Problem to solve - In the text on HIV and blood vessel function, how many adults living with HIV were included in the studies analyzed?

Impaired blood vessel and kidney function underlie heart disease risk in people with HIV
People living with human immunodeficiency virus (HIV) have impaired blood vessel function, which increases cardiovascular disease risk, according to new research published today in the American Heart Association's journal Arteriosclerosis, Thrombosis and Vascular Biology (ATVB). The connection between impaired blood vessel function and cardiovascular disease was especially strong among people with HIV and kidney disease.
Cardiovascular disease is the leading cause of death among people living with HIV, however, the reasons for the strong association have not been clear. This study shows a correlation between HIV and impaired blood vessels, even when HIV is well-controlled.
"People living with HIV infection need to be vigilant about heart disease prevention. They cannot assume that their heart and blood vessel disease risk is low because their infection is controlled," said study author James H. Stein, M.D., the Robert Turell Professor in Cardiovascular Research at the University of Wisconsin School of Medicine and Public Health in Madison, Wisconsin.
Stein and colleagues measured brachial artery flow-mediated dilation, a measure of endothelial function, in participants from 9 studies. The studies included 986 adults living with HIV and 1,547 who did not have the virus.
The analysis revealed:
- People living with HIV infection had about 1% lower flow-mediated dilation (indicating impaired blood vessel function) compared to people without HIV. To put this finding in perspective, a 1% lower flow-mediated dilation is associated with a 10% to 11% increased future cardiovascular disease risk for middle- and older-aged adults.
- HIV disease severity and use of antiretroviral therapy did not notably influence risk of impaired blood vessel function.
- Higher levels of creatinine in the blood, a marker of reduced kidney function, was related to lower blood vessel function among those who were HIV positive.
- Kidney function had a greater connection to blood vessel function in people with HIV than in people without HIV infection.
- Researchers were surprised that patients' control of HIV infection did not appear to have an impact on endothelial function. "The finding that HIV positive status was associated with impaired endothelial function suggests that HIV infection might increase cardiovascular disease risk beyond normal risk factors like cholesterol levels or high blood pressure," said Stein.
"We also did not expect such a large effect from kidney function on HIV patients' endothelial health," said Stein. "Even mild kidney disease might play a role in HIV-associated cardiovascular disease risk."
Researchers measured blood vessel function and not heart attacks, which could be a study limitation, noted Stein. "The test we used quantifies blood vessel dysfunction that could predict bad outcomes, but the results are not a bad outcome on their own."
"Regardless," he said, "people can protect their kidneys and prevent cardiovascular disease by doing such things as controlling blood pressure and preventing diabetes."

Listed entries -
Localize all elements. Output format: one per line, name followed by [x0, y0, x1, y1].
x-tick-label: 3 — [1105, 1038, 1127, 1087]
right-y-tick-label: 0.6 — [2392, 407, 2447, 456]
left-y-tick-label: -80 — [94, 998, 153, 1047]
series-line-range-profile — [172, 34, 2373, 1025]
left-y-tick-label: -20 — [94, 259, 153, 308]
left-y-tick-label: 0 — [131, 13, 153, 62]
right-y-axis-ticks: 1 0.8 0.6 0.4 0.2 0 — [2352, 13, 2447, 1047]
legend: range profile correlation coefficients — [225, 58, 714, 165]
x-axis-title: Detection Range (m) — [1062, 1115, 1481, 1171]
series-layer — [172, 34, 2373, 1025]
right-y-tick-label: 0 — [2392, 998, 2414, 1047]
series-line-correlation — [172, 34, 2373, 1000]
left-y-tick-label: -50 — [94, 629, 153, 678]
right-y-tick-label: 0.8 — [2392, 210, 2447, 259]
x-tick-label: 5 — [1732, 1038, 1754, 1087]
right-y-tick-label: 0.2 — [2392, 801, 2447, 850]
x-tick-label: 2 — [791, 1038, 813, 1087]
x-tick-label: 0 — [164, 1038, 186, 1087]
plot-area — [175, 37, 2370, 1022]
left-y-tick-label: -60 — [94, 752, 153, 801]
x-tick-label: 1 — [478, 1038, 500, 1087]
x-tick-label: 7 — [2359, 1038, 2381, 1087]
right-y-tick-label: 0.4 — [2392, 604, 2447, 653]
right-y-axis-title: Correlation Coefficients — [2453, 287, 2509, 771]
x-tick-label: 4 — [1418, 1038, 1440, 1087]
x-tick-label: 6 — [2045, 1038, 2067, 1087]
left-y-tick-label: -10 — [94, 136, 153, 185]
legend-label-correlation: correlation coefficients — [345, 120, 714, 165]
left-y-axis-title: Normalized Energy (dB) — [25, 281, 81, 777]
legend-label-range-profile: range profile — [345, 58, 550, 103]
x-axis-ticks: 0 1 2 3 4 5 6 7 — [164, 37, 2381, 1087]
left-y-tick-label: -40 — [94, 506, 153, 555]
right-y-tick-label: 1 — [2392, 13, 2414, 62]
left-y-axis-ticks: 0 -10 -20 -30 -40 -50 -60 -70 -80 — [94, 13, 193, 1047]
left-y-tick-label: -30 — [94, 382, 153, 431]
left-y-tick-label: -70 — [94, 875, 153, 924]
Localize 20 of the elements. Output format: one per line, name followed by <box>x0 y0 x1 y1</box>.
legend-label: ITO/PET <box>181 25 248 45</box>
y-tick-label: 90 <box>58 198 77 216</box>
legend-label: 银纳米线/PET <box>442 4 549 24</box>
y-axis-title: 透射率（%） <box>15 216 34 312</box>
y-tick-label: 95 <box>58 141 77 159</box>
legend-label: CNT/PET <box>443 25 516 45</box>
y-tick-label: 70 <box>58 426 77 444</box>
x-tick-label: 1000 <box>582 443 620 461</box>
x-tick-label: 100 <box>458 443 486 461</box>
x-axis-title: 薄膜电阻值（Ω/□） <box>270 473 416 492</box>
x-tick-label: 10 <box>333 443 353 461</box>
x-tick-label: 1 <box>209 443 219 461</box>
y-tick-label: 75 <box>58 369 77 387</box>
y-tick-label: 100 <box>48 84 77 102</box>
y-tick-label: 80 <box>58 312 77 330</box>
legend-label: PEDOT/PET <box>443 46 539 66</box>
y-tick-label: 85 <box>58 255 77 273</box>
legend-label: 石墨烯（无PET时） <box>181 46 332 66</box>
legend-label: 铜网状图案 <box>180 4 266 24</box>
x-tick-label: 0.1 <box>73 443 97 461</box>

Reply - 986 adults living with HIV.